◆ Exercise requirements ◆
Without including any pictures, write out all the entries exactly.
╭─ Listed entries
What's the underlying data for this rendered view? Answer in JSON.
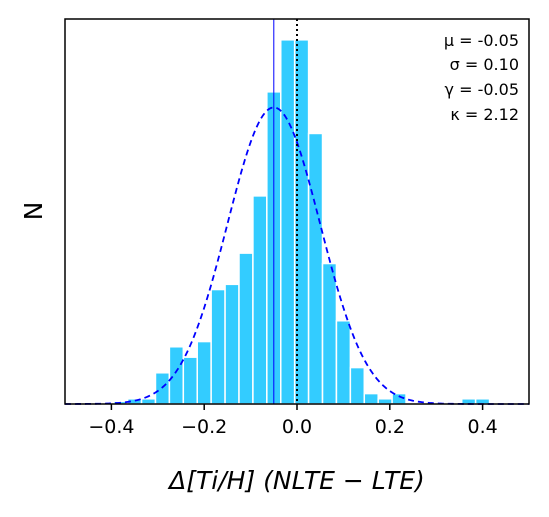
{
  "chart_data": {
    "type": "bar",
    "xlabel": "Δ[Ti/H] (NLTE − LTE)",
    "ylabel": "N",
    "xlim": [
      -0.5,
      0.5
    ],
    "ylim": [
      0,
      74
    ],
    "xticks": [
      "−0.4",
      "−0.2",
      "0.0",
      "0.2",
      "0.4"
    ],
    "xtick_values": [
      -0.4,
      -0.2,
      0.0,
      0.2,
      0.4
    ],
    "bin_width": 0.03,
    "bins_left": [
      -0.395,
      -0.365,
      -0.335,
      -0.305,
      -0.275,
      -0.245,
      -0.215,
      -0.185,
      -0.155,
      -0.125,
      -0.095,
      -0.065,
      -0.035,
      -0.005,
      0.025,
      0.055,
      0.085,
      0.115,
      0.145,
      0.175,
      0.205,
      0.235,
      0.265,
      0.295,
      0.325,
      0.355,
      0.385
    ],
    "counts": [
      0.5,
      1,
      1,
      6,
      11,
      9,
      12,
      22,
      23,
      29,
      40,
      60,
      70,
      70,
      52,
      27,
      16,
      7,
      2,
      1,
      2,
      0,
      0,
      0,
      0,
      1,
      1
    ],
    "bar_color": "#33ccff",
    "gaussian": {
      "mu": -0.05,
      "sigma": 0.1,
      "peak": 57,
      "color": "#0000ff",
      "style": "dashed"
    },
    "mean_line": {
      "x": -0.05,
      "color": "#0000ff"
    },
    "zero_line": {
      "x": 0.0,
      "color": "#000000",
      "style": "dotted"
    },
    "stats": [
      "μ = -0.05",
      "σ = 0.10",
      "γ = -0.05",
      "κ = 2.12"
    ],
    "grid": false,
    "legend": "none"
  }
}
╰─
◆ Exercise solution ◆
What's the underlying data for this rendered view? Answer in JSON.
{
  "chart_data": {
    "type": "bar",
    "xlabel": "Δ[Ti/H] (NLTE − LTE)",
    "ylabel": "N",
    "xlim": [
      -0.5,
      0.5
    ],
    "ylim": [
      0,
      74
    ],
    "xticks": [
      "−0.4",
      "−0.2",
      "0.0",
      "0.2",
      "0.4"
    ],
    "xtick_values": [
      -0.4,
      -0.2,
      0.0,
      0.2,
      0.4
    ],
    "bin_width": 0.03,
    "bins_left": [
      -0.395,
      -0.365,
      -0.335,
      -0.305,
      -0.275,
      -0.245,
      -0.215,
      -0.185,
      -0.155,
      -0.125,
      -0.095,
      -0.065,
      -0.035,
      -0.005,
      0.025,
      0.055,
      0.085,
      0.115,
      0.145,
      0.175,
      0.205,
      0.235,
      0.265,
      0.295,
      0.325,
      0.355,
      0.385
    ],
    "counts": [
      0.5,
      1,
      1,
      6,
      11,
      9,
      12,
      22,
      23,
      29,
      40,
      60,
      70,
      70,
      52,
      27,
      16,
      7,
      2,
      1,
      2,
      0,
      0,
      0,
      0,
      1,
      1
    ],
    "bar_color": "#33ccff",
    "gaussian": {
      "mu": -0.05,
      "sigma": 0.1,
      "peak": 57,
      "color": "#0000ff",
      "style": "dashed"
    },
    "mean_line": {
      "x": -0.05,
      "color": "#0000ff"
    },
    "zero_line": {
      "x": 0.0,
      "color": "#000000",
      "style": "dotted"
    },
    "stats": [
      "μ = -0.05",
      "σ = 0.10",
      "γ = -0.05",
      "κ = 2.12"
    ],
    "grid": false,
    "legend": "none"
  }
}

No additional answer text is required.